◆ MATERIAL FOR THIS TASK
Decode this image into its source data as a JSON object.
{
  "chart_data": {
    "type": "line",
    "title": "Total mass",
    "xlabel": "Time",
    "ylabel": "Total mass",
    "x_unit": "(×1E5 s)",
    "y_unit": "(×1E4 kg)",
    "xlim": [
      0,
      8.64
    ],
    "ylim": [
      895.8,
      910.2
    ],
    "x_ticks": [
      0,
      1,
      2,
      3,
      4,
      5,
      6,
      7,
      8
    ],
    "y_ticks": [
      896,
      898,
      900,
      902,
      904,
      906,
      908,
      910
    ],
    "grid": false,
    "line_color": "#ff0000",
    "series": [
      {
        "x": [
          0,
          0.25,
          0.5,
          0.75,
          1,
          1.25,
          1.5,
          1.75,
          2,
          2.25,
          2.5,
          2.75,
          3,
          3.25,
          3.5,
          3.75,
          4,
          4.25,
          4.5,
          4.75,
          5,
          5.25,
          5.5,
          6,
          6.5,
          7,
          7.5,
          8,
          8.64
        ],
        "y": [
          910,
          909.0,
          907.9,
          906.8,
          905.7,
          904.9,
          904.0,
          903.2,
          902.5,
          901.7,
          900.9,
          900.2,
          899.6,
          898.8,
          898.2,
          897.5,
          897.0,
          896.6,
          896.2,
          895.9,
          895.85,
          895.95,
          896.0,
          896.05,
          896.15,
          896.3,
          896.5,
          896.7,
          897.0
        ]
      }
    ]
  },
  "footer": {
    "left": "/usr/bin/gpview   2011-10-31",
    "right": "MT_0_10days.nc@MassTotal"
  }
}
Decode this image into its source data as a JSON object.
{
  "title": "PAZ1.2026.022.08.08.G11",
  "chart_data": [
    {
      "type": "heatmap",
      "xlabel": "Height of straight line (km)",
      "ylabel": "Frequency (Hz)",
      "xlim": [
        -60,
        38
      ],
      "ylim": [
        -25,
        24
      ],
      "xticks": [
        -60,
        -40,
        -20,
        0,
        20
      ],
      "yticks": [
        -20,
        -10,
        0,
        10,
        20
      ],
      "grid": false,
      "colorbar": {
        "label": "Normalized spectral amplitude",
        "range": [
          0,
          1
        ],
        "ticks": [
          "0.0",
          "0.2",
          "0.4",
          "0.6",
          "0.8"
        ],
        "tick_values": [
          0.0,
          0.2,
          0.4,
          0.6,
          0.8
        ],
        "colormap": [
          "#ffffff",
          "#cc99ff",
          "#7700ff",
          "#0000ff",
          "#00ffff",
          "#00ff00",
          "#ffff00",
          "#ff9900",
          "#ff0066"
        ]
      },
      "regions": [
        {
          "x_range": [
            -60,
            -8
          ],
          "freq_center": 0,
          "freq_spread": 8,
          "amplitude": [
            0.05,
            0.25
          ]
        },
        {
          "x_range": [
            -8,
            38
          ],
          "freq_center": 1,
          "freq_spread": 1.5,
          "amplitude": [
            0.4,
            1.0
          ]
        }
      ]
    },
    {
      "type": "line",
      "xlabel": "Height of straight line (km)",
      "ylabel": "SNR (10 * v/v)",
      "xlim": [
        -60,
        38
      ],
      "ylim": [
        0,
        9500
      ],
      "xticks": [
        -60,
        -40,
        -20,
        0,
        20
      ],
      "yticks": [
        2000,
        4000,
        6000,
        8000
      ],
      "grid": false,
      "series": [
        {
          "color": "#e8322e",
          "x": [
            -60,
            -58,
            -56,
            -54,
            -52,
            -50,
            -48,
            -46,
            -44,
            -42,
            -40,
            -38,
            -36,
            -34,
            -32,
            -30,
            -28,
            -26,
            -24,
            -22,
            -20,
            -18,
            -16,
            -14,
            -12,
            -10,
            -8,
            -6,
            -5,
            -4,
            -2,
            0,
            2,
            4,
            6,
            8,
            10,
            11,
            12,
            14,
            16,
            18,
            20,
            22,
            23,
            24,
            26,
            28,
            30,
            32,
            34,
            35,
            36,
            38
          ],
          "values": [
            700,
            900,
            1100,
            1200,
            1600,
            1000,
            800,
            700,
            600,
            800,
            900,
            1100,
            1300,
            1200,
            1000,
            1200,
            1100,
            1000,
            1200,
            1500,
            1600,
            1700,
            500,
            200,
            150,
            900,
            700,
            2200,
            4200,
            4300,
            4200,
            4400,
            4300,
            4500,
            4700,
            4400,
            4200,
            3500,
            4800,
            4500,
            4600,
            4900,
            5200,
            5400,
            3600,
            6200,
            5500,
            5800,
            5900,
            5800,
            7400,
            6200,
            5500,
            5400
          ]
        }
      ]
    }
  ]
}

◆ JOB
Return the full listing, character for character.

◆ TASK RESULT
Decode this image into its source data as a JSON object.
{
  "chart_data": {
    "type": "line",
    "title": "Total mass",
    "xlabel": "Time",
    "ylabel": "Total mass",
    "x_unit": "(×1E5 s)",
    "y_unit": "(×1E4 kg)",
    "xlim": [
      0,
      8.64
    ],
    "ylim": [
      895.8,
      910.2
    ],
    "x_ticks": [
      0,
      1,
      2,
      3,
      4,
      5,
      6,
      7,
      8
    ],
    "y_ticks": [
      896,
      898,
      900,
      902,
      904,
      906,
      908,
      910
    ],
    "grid": false,
    "line_color": "#ff0000",
    "series": [
      {
        "x": [
          0,
          0.25,
          0.5,
          0.75,
          1,
          1.25,
          1.5,
          1.75,
          2,
          2.25,
          2.5,
          2.75,
          3,
          3.25,
          3.5,
          3.75,
          4,
          4.25,
          4.5,
          4.75,
          5,
          5.25,
          5.5,
          6,
          6.5,
          7,
          7.5,
          8,
          8.64
        ],
        "y": [
          910,
          909.0,
          907.9,
          906.8,
          905.7,
          904.9,
          904.0,
          903.2,
          902.5,
          901.7,
          900.9,
          900.2,
          899.6,
          898.8,
          898.2,
          897.5,
          897.0,
          896.6,
          896.2,
          895.9,
          895.85,
          895.95,
          896.0,
          896.05,
          896.15,
          896.3,
          896.5,
          896.7,
          897.0
        ]
      }
    ]
  },
  "footer": {
    "left": "/usr/bin/gpview   2011-10-31",
    "right": "MT_0_10days.nc@MassTotal"
  }
}
Decode this image into its source data as a JSON object.
{
  "title": "PAZ1.2026.022.08.08.G11",
  "chart_data": [
    {
      "type": "heatmap",
      "xlabel": "Height of straight line (km)",
      "ylabel": "Frequency (Hz)",
      "xlim": [
        -60,
        38
      ],
      "ylim": [
        -25,
        24
      ],
      "xticks": [
        -60,
        -40,
        -20,
        0,
        20
      ],
      "yticks": [
        -20,
        -10,
        0,
        10,
        20
      ],
      "grid": false,
      "colorbar": {
        "label": "Normalized spectral amplitude",
        "range": [
          0,
          1
        ],
        "ticks": [
          "0.0",
          "0.2",
          "0.4",
          "0.6",
          "0.8"
        ],
        "tick_values": [
          0.0,
          0.2,
          0.4,
          0.6,
          0.8
        ],
        "colormap": [
          "#ffffff",
          "#cc99ff",
          "#7700ff",
          "#0000ff",
          "#00ffff",
          "#00ff00",
          "#ffff00",
          "#ff9900",
          "#ff0066"
        ]
      },
      "regions": [
        {
          "x_range": [
            -60,
            -8
          ],
          "freq_center": 0,
          "freq_spread": 8,
          "amplitude": [
            0.05,
            0.25
          ]
        },
        {
          "x_range": [
            -8,
            38
          ],
          "freq_center": 1,
          "freq_spread": 1.5,
          "amplitude": [
            0.4,
            1.0
          ]
        }
      ]
    },
    {
      "type": "line",
      "xlabel": "Height of straight line (km)",
      "ylabel": "SNR (10 * v/v)",
      "xlim": [
        -60,
        38
      ],
      "ylim": [
        0,
        9500
      ],
      "xticks": [
        -60,
        -40,
        -20,
        0,
        20
      ],
      "yticks": [
        2000,
        4000,
        6000,
        8000
      ],
      "grid": false,
      "series": [
        {
          "color": "#e8322e",
          "x": [
            -60,
            -58,
            -56,
            -54,
            -52,
            -50,
            -48,
            -46,
            -44,
            -42,
            -40,
            -38,
            -36,
            -34,
            -32,
            -30,
            -28,
            -26,
            -24,
            -22,
            -20,
            -18,
            -16,
            -14,
            -12,
            -10,
            -8,
            -6,
            -5,
            -4,
            -2,
            0,
            2,
            4,
            6,
            8,
            10,
            11,
            12,
            14,
            16,
            18,
            20,
            22,
            23,
            24,
            26,
            28,
            30,
            32,
            34,
            35,
            36,
            38
          ],
          "values": [
            700,
            900,
            1100,
            1200,
            1600,
            1000,
            800,
            700,
            600,
            800,
            900,
            1100,
            1300,
            1200,
            1000,
            1200,
            1100,
            1000,
            1200,
            1500,
            1600,
            1700,
            500,
            200,
            150,
            900,
            700,
            2200,
            4200,
            4300,
            4200,
            4400,
            4300,
            4500,
            4700,
            4400,
            4200,
            3500,
            4800,
            4500,
            4600,
            4900,
            5200,
            5400,
            3600,
            6200,
            5500,
            5800,
            5900,
            5800,
            7400,
            6200,
            5500,
            5400
          ]
        }
      ]
    }
  ]
}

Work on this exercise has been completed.